Aim of the task
Your task is to reproduce the entries below word for word.

(Stored items from a collection)
---*---
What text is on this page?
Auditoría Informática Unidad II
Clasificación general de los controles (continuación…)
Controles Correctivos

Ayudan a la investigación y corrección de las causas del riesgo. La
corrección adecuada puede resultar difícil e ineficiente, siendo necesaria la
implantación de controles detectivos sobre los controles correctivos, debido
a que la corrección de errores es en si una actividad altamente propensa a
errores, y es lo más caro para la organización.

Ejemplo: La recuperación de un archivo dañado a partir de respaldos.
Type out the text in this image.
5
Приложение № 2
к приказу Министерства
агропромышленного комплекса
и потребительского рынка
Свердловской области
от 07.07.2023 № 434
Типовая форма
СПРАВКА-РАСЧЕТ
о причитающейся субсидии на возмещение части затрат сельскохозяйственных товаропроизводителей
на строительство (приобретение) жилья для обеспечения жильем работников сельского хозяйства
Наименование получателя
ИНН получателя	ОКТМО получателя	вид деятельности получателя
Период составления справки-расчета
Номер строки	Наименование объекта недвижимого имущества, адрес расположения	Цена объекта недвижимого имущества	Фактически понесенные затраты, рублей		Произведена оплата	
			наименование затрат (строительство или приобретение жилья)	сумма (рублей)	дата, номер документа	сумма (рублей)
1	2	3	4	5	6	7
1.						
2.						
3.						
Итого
---*---
Worked answer
What text is on this page?
Auditoría Informática Unidad II
Clasificación general de los controles (continuación…)
Controles Correctivos

Ayudan a la investigación y corrección de las causas del riesgo. La
corrección adecuada puede resultar difícil e ineficiente, siendo necesaria la
implantación de controles detectivos sobre los controles correctivos, debido
a que la corrección de errores es en si una actividad altamente propensa a
errores, y es lo más caro para la organización.

Ejemplo: La recuperación de un archivo dañado a partir de respaldos.
Type out the text in this image.
5
Приложение № 2
к приказу Министерства
агропромышленного комплекса
и потребительского рынка
Свердловской области
от 07.07.2023 № 434
Типовая форма
СПРАВКА-РАСЧЕТ
о причитающейся субсидии на возмещение части затрат сельскохозяйственных товаропроизводителей
на строительство (приобретение) жилья для обеспечения жильем работников сельского хозяйства
Наименование получателя
ИНН получателя	ОКТМО получателя	вид деятельности получателя
Период составления справки-расчета
Номер строки	Наименование объекта недвижимого имущества, адрес расположения	Цена объекта недвижимого имущества	Фактически понесенные затраты, рублей		Произведена оплата	
			наименование затрат (строительство или приобретение жилья)	сумма (рублей)	дата, номер документа	сумма (рублей)
1	2	3	4	5	6	7
1.						
2.						
3.						
Итого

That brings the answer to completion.